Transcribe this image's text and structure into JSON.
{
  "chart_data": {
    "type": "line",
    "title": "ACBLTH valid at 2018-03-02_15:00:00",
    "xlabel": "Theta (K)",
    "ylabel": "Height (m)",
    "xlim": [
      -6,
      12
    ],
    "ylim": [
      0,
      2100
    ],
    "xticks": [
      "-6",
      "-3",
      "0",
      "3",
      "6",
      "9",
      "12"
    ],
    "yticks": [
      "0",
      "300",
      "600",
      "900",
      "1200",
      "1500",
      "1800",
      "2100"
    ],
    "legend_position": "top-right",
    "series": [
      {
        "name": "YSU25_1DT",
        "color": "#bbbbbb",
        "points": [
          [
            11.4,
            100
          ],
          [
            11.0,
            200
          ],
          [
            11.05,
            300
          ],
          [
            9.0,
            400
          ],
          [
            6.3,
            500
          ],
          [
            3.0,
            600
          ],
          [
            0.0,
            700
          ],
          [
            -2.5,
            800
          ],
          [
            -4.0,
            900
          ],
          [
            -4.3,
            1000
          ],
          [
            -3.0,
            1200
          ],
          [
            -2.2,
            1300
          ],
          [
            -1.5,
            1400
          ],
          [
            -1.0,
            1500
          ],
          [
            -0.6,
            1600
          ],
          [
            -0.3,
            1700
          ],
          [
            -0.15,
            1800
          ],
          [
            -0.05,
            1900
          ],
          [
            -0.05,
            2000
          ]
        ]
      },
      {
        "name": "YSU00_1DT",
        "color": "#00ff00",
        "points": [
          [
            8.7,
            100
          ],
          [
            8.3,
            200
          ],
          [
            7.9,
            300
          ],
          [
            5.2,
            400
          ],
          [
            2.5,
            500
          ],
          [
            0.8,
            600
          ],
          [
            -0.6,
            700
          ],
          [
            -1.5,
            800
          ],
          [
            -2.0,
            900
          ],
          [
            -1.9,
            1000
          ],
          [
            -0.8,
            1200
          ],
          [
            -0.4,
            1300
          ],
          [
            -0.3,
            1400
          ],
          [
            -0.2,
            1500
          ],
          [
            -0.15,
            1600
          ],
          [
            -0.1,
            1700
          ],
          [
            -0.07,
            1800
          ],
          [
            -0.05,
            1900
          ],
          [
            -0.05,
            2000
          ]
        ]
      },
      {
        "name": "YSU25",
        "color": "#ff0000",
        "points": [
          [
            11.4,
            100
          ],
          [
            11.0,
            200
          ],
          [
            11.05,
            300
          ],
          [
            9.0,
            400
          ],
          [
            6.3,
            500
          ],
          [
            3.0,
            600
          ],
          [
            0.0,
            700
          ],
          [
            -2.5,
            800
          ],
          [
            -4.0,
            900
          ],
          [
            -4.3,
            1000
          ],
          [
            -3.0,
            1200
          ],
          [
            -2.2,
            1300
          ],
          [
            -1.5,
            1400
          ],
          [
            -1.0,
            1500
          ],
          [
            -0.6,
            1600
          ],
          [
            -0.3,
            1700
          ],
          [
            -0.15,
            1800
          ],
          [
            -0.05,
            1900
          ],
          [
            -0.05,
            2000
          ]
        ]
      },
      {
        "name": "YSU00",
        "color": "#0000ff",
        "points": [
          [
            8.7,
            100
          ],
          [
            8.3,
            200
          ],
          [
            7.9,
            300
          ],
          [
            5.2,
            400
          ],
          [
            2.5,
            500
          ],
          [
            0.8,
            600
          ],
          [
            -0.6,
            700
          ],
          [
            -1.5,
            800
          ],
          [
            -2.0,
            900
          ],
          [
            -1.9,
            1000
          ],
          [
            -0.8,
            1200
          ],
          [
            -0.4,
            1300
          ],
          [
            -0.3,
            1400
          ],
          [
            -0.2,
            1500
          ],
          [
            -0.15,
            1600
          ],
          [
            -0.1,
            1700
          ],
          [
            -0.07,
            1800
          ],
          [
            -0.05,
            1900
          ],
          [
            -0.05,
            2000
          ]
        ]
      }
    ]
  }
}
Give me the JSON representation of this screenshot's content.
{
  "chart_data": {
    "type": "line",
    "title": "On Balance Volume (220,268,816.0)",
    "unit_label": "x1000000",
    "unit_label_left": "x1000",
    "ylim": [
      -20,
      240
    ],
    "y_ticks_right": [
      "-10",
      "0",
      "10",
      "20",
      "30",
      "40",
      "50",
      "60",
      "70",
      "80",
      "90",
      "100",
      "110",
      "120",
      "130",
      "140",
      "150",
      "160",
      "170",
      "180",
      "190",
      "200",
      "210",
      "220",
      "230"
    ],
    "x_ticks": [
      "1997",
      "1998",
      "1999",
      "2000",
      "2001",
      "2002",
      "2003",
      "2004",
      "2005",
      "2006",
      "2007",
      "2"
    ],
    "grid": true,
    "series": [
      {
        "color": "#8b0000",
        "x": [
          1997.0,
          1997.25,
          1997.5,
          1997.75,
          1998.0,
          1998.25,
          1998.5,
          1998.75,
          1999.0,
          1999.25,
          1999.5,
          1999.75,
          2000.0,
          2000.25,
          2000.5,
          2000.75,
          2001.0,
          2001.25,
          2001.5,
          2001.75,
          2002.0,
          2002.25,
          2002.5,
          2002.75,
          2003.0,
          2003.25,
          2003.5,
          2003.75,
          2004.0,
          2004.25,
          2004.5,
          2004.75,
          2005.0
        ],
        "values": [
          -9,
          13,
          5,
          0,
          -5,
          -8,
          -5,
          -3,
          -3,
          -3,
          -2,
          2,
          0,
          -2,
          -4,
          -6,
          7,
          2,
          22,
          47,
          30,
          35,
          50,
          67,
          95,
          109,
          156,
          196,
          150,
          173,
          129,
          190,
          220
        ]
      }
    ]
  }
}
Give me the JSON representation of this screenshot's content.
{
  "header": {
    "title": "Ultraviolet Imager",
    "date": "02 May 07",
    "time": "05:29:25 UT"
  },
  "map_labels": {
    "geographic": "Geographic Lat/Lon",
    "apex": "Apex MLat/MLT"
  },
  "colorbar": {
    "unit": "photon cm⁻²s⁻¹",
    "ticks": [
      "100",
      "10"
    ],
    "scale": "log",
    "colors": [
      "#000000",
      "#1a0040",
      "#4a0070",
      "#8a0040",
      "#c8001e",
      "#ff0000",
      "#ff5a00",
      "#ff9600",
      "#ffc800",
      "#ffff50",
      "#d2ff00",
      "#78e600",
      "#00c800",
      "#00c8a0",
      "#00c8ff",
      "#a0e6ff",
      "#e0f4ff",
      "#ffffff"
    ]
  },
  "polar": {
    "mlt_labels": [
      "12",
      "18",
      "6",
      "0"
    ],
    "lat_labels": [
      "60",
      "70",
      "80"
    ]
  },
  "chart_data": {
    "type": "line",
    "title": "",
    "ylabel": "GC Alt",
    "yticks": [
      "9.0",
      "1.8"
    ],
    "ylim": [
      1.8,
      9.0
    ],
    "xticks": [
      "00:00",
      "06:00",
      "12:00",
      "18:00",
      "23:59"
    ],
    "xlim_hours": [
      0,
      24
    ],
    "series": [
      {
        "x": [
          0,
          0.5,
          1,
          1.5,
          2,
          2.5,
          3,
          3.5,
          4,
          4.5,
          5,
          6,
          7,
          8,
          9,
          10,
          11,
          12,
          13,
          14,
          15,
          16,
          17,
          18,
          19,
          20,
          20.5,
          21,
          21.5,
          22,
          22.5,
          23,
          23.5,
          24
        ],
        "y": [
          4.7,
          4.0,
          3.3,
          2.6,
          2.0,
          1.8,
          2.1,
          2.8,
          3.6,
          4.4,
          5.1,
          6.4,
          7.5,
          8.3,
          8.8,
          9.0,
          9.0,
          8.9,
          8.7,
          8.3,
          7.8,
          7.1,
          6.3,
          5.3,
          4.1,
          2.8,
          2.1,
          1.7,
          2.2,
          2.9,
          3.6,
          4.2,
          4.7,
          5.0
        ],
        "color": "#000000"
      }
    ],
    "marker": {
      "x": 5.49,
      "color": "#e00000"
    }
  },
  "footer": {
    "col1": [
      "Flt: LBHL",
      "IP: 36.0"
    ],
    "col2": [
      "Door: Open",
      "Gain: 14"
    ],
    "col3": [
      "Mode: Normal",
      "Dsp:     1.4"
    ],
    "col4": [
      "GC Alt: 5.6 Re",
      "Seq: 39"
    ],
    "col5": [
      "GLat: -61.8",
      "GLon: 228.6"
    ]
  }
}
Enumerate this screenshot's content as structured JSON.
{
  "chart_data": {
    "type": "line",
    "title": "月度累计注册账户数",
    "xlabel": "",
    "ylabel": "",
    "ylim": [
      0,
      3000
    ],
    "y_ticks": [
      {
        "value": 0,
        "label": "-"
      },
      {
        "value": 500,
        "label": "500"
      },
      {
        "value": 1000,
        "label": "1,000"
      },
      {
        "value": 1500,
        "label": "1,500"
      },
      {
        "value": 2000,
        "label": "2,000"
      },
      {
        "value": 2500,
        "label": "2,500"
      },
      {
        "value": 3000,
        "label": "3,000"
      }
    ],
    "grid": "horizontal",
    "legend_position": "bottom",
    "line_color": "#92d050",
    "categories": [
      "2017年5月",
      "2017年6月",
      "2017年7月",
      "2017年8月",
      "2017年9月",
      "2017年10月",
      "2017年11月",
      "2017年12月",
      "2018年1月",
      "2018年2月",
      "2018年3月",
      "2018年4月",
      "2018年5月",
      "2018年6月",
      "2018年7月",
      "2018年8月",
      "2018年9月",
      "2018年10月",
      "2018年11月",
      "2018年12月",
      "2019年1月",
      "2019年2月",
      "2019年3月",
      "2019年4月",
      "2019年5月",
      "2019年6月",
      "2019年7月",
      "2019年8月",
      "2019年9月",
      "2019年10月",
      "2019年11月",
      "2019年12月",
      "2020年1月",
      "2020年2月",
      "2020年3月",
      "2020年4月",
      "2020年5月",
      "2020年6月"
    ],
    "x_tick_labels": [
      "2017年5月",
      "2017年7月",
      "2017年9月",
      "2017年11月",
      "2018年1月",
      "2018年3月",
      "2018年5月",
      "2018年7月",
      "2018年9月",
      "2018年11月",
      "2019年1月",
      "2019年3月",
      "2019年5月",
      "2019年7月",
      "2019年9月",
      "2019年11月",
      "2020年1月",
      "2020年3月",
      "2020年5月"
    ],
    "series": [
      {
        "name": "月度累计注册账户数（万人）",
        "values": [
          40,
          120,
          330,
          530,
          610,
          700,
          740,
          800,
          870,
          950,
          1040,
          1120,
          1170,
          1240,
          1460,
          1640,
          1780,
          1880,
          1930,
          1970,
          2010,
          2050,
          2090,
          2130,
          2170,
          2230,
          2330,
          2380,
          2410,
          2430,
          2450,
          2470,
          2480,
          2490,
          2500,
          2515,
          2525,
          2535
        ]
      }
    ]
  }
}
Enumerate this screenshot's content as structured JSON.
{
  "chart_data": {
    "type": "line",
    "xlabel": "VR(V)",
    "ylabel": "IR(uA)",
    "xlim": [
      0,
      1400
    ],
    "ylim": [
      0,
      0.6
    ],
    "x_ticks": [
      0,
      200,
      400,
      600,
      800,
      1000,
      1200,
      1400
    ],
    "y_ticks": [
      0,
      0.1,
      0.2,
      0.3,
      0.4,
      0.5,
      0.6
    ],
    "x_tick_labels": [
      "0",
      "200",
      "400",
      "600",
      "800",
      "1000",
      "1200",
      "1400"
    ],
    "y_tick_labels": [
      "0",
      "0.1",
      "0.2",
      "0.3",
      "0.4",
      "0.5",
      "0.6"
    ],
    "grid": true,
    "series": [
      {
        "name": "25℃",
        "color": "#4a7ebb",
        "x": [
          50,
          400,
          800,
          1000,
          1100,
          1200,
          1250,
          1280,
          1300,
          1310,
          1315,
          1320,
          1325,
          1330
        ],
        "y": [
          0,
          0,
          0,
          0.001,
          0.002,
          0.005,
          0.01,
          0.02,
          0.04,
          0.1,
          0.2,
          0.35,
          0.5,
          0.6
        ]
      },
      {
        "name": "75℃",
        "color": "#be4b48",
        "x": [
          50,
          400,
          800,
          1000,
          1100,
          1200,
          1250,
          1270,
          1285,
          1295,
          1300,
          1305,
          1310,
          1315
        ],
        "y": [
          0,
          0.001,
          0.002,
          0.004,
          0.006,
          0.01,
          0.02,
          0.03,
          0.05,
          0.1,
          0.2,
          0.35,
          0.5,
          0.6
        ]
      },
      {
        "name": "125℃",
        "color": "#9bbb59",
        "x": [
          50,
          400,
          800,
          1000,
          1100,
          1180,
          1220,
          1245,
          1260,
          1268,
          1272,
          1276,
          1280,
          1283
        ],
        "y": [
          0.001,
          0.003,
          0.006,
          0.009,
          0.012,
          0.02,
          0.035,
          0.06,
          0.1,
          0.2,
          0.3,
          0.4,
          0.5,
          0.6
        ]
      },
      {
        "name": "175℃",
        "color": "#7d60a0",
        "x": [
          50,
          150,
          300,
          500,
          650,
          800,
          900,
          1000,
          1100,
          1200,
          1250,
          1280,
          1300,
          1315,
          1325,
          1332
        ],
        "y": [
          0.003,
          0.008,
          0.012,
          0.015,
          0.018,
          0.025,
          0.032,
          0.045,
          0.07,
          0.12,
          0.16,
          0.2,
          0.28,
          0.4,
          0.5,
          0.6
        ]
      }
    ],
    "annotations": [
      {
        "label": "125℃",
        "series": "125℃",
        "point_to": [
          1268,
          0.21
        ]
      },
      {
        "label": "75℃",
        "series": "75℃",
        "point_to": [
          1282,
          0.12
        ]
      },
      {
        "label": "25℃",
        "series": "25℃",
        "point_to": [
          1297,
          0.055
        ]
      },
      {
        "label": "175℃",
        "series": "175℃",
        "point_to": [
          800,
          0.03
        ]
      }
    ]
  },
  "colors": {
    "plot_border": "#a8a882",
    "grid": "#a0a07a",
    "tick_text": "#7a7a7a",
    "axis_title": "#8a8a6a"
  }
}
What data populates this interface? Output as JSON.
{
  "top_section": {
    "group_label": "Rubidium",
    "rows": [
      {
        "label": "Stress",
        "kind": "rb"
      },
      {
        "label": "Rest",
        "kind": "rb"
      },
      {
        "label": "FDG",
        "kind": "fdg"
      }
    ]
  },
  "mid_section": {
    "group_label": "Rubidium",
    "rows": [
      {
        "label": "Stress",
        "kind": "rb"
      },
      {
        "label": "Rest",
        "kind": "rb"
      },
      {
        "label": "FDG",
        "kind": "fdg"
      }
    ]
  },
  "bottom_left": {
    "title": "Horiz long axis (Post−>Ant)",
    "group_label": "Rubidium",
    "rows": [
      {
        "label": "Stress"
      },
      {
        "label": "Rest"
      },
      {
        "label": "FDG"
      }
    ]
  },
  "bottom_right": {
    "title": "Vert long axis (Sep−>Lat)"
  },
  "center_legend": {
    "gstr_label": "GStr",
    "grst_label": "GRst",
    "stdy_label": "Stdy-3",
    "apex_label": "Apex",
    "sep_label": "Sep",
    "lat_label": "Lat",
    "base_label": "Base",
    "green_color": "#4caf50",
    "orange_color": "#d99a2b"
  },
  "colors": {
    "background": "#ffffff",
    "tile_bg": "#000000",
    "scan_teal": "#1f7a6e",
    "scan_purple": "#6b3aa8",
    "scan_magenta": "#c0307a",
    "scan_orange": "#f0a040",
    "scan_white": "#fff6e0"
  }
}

::::::::::

■ Your instructions
In the listing above, find the line containing "What data populates" and please quote exactly that line through the last one, and no other lines.

■ Result
What data populates this interface? Output as JSON.
{
  "top_section": {
    "group_label": "Rubidium",
    "rows": [
      {
        "label": "Stress",
        "kind": "rb"
      },
      {
        "label": "Rest",
        "kind": "rb"
      },
      {
        "label": "FDG",
        "kind": "fdg"
      }
    ]
  },
  "mid_section": {
    "group_label": "Rubidium",
    "rows": [
      {
        "label": "Stress",
        "kind": "rb"
      },
      {
        "label": "Rest",
        "kind": "rb"
      },
      {
        "label": "FDG",
        "kind": "fdg"
      }
    ]
  },
  "bottom_left": {
    "title": "Horiz long axis (Post−>Ant)",
    "group_label": "Rubidium",
    "rows": [
      {
        "label": "Stress"
      },
      {
        "label": "Rest"
      },
      {
        "label": "FDG"
      }
    ]
  },
  "bottom_right": {
    "title": "Vert long axis (Sep−>Lat)"
  },
  "center_legend": {
    "gstr_label": "GStr",
    "grst_label": "GRst",
    "stdy_label": "Stdy-3",
    "apex_label": "Apex",
    "sep_label": "Sep",
    "lat_label": "Lat",
    "base_label": "Base",
    "green_color": "#4caf50",
    "orange_color": "#d99a2b"
  },
  "colors": {
    "background": "#ffffff",
    "tile_bg": "#000000",
    "scan_teal": "#1f7a6e",
    "scan_purple": "#6b3aa8",
    "scan_magenta": "#c0307a",
    "scan_orange": "#f0a040",
    "scan_white": "#fff6e0"
  }
}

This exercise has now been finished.